■ WHAT NEEDS TO BE DONE: Read the records and write them out again exactly.

■ STORED ROWS:
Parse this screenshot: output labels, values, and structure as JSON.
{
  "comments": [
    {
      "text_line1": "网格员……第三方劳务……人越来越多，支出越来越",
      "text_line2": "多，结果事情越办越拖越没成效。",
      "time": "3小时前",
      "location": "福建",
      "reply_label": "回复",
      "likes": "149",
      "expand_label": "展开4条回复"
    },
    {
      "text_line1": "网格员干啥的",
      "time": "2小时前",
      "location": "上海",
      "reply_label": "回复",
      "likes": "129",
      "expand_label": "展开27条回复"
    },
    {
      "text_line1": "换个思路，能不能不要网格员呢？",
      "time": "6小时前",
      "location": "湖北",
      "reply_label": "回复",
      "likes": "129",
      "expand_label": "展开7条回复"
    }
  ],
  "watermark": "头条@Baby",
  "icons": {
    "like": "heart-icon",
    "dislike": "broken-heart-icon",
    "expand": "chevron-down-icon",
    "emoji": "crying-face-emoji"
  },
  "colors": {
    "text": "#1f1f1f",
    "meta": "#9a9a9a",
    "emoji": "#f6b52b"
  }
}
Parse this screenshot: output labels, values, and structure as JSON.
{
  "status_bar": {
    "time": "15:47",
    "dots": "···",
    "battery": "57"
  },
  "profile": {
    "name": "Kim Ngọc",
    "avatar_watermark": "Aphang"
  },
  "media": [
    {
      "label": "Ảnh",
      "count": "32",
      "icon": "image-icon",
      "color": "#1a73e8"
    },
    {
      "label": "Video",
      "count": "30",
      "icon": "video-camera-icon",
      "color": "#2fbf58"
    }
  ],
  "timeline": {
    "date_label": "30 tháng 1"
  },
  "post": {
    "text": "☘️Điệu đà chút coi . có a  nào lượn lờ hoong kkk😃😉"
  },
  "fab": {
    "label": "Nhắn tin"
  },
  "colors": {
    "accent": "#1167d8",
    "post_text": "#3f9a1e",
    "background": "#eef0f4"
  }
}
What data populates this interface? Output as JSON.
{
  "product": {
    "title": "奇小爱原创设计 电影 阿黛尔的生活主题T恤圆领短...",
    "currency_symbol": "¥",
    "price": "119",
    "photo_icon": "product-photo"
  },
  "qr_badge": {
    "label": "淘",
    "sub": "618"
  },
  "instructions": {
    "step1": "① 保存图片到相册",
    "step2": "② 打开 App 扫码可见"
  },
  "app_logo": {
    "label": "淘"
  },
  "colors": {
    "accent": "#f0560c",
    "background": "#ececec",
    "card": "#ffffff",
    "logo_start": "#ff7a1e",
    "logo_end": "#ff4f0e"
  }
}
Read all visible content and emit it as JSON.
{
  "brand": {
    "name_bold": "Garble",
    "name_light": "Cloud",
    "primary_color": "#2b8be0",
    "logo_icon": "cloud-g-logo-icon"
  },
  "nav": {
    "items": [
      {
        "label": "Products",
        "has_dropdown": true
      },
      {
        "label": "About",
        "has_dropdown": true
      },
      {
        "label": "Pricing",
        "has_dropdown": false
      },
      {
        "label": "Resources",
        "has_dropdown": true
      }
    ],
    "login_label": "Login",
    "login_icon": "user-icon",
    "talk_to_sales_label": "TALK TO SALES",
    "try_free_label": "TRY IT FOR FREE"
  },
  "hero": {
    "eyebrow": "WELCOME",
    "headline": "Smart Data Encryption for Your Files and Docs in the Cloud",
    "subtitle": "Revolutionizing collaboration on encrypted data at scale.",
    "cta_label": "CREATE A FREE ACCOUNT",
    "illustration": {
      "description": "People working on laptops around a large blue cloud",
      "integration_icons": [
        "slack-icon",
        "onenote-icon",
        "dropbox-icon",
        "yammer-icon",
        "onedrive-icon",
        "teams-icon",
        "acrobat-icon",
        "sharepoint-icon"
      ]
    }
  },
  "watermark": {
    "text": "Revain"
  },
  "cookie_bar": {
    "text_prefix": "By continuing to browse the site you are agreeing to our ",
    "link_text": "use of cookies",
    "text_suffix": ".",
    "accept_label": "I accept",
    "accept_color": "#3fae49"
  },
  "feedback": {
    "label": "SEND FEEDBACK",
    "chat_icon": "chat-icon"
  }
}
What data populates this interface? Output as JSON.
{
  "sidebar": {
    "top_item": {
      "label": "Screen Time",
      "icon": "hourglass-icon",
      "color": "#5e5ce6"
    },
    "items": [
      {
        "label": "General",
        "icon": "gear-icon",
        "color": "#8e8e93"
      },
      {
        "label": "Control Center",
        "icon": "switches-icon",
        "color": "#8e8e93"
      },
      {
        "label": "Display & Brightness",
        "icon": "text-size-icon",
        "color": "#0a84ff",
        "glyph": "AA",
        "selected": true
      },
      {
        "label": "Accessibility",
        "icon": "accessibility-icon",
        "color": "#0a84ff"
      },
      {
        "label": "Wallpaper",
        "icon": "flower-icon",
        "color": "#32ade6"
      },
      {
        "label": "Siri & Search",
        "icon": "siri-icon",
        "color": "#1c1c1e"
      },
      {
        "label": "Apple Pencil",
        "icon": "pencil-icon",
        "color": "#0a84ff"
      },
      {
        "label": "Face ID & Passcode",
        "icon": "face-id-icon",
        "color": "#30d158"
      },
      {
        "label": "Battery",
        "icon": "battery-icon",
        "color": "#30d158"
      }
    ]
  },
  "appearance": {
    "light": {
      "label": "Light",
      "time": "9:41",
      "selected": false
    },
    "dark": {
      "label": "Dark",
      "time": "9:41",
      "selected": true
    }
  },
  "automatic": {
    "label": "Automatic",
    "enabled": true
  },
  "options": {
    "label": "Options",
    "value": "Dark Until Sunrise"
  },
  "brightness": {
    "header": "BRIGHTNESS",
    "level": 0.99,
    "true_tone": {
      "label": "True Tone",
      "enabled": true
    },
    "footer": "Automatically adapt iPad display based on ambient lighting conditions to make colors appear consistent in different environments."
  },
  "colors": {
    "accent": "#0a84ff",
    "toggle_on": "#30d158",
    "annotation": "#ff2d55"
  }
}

■ OUTPUT FOR THIS TASK:
Parse this screenshot: output labels, values, and structure as JSON.
{
  "comments": [
    {
      "text_line1": "网格员……第三方劳务……人越来越多，支出越来越",
      "text_line2": "多，结果事情越办越拖越没成效。",
      "time": "3小时前",
      "location": "福建",
      "reply_label": "回复",
      "likes": "149",
      "expand_label": "展开4条回复"
    },
    {
      "text_line1": "网格员干啥的",
      "time": "2小时前",
      "location": "上海",
      "reply_label": "回复",
      "likes": "129",
      "expand_label": "展开27条回复"
    },
    {
      "text_line1": "换个思路，能不能不要网格员呢？",
      "time": "6小时前",
      "location": "湖北",
      "reply_label": "回复",
      "likes": "129",
      "expand_label": "展开7条回复"
    }
  ],
  "watermark": "头条@Baby",
  "icons": {
    "like": "heart-icon",
    "dislike": "broken-heart-icon",
    "expand": "chevron-down-icon",
    "emoji": "crying-face-emoji"
  },
  "colors": {
    "text": "#1f1f1f",
    "meta": "#9a9a9a",
    "emoji": "#f6b52b"
  }
}
Parse this screenshot: output labels, values, and structure as JSON.
{
  "status_bar": {
    "time": "15:47",
    "dots": "···",
    "battery": "57"
  },
  "profile": {
    "name": "Kim Ngọc",
    "avatar_watermark": "Aphang"
  },
  "media": [
    {
      "label": "Ảnh",
      "count": "32",
      "icon": "image-icon",
      "color": "#1a73e8"
    },
    {
      "label": "Video",
      "count": "30",
      "icon": "video-camera-icon",
      "color": "#2fbf58"
    }
  ],
  "timeline": {
    "date_label": "30 tháng 1"
  },
  "post": {
    "text": "☘️Điệu đà chút coi . có a  nào lượn lờ hoong kkk😃😉"
  },
  "fab": {
    "label": "Nhắn tin"
  },
  "colors": {
    "accent": "#1167d8",
    "post_text": "#3f9a1e",
    "background": "#eef0f4"
  }
}
What data populates this interface? Output as JSON.
{
  "product": {
    "title": "奇小爱原创设计 电影 阿黛尔的生活主题T恤圆领短...",
    "currency_symbol": "¥",
    "price": "119",
    "photo_icon": "product-photo"
  },
  "qr_badge": {
    "label": "淘",
    "sub": "618"
  },
  "instructions": {
    "step1": "① 保存图片到相册",
    "step2": "② 打开 App 扫码可见"
  },
  "app_logo": {
    "label": "淘"
  },
  "colors": {
    "accent": "#f0560c",
    "background": "#ececec",
    "card": "#ffffff",
    "logo_start": "#ff7a1e",
    "logo_end": "#ff4f0e"
  }
}
Read all visible content and emit it as JSON.
{
  "brand": {
    "name_bold": "Garble",
    "name_light": "Cloud",
    "primary_color": "#2b8be0",
    "logo_icon": "cloud-g-logo-icon"
  },
  "nav": {
    "items": [
      {
        "label": "Products",
        "has_dropdown": true
      },
      {
        "label": "About",
        "has_dropdown": true
      },
      {
        "label": "Pricing",
        "has_dropdown": false
      },
      {
        "label": "Resources",
        "has_dropdown": true
      }
    ],
    "login_label": "Login",
    "login_icon": "user-icon",
    "talk_to_sales_label": "TALK TO SALES",
    "try_free_label": "TRY IT FOR FREE"
  },
  "hero": {
    "eyebrow": "WELCOME",
    "headline": "Smart Data Encryption for Your Files and Docs in the Cloud",
    "subtitle": "Revolutionizing collaboration on encrypted data at scale.",
    "cta_label": "CREATE A FREE ACCOUNT",
    "illustration": {
      "description": "People working on laptops around a large blue cloud",
      "integration_icons": [
        "slack-icon",
        "onenote-icon",
        "dropbox-icon",
        "yammer-icon",
        "onedrive-icon",
        "teams-icon",
        "acrobat-icon",
        "sharepoint-icon"
      ]
    }
  },
  "watermark": {
    "text": "Revain"
  },
  "cookie_bar": {
    "text_prefix": "By continuing to browse the site you are agreeing to our ",
    "link_text": "use of cookies",
    "text_suffix": ".",
    "accept_label": "I accept",
    "accept_color": "#3fae49"
  },
  "feedback": {
    "label": "SEND FEEDBACK",
    "chat_icon": "chat-icon"
  }
}
What data populates this interface? Output as JSON.
{
  "sidebar": {
    "top_item": {
      "label": "Screen Time",
      "icon": "hourglass-icon",
      "color": "#5e5ce6"
    },
    "items": [
      {
        "label": "General",
        "icon": "gear-icon",
        "color": "#8e8e93"
      },
      {
        "label": "Control Center",
        "icon": "switches-icon",
        "color": "#8e8e93"
      },
      {
        "label": "Display & Brightness",
        "icon": "text-size-icon",
        "color": "#0a84ff",
        "glyph": "AA",
        "selected": true
      },
      {
        "label": "Accessibility",
        "icon": "accessibility-icon",
        "color": "#0a84ff"
      },
      {
        "label": "Wallpaper",
        "icon": "flower-icon",
        "color": "#32ade6"
      },
      {
        "label": "Siri & Search",
        "icon": "siri-icon",
        "color": "#1c1c1e"
      },
      {
        "label": "Apple Pencil",
        "icon": "pencil-icon",
        "color": "#0a84ff"
      },
      {
        "label": "Face ID & Passcode",
        "icon": "face-id-icon",
        "color": "#30d158"
      },
      {
        "label": "Battery",
        "icon": "battery-icon",
        "color": "#30d158"
      }
    ]
  },
  "appearance": {
    "light": {
      "label": "Light",
      "time": "9:41",
      "selected": false
    },
    "dark": {
      "label": "Dark",
      "time": "9:41",
      "selected": true
    }
  },
  "automatic": {
    "label": "Automatic",
    "enabled": true
  },
  "options": {
    "label": "Options",
    "value": "Dark Until Sunrise"
  },
  "brightness": {
    "header": "BRIGHTNESS",
    "level": 0.99,
    "true_tone": {
      "label": "True Tone",
      "enabled": true
    },
    "footer": "Automatically adapt iPad display based on ambient lighting conditions to make colors appear consistent in different environments."
  },
  "colors": {
    "accent": "#0a84ff",
    "toggle_on": "#30d158",
    "annotation": "#ff2d55"
  }
}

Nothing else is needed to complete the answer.